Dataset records
-- -- --

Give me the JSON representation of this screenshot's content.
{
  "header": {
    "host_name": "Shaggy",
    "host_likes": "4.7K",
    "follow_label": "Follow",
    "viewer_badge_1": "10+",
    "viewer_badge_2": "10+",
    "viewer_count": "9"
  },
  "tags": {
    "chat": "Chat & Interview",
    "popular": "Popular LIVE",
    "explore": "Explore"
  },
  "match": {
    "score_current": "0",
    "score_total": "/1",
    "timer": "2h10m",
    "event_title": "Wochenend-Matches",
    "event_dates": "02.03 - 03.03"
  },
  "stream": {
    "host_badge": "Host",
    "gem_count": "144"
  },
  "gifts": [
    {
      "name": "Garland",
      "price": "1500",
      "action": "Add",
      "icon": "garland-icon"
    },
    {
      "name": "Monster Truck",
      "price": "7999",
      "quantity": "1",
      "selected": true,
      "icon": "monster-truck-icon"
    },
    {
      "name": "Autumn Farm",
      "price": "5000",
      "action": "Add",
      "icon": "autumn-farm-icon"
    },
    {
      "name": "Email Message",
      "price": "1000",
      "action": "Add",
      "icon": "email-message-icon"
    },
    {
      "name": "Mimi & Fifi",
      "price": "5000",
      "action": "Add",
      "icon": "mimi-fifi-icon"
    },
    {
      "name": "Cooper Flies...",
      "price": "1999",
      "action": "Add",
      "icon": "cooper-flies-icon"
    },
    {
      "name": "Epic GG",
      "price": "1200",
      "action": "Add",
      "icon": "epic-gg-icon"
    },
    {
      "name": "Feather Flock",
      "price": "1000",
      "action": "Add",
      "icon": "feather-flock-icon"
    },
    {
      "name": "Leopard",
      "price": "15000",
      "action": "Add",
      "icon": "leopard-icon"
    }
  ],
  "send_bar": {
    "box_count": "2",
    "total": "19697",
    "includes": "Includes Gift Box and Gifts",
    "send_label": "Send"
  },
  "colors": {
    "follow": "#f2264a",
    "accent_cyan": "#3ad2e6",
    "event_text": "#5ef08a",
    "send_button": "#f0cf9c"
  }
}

-- -- --

● REQUIREMENT: Gather all lines with the string "icon" from the data.

● SOLVED EXERCISE:
      "icon": "garland-icon"
      "icon": "monster-truck-icon"
      "icon": "autumn-farm-icon"
      "icon": "email-message-icon"
      "icon": "mimi-fifi-icon"
      "icon": "cooper-flies-icon"
      "icon": "epic-gg-icon"
      "icon": "feather-flock-icon"
      "icon": "leopard-icon"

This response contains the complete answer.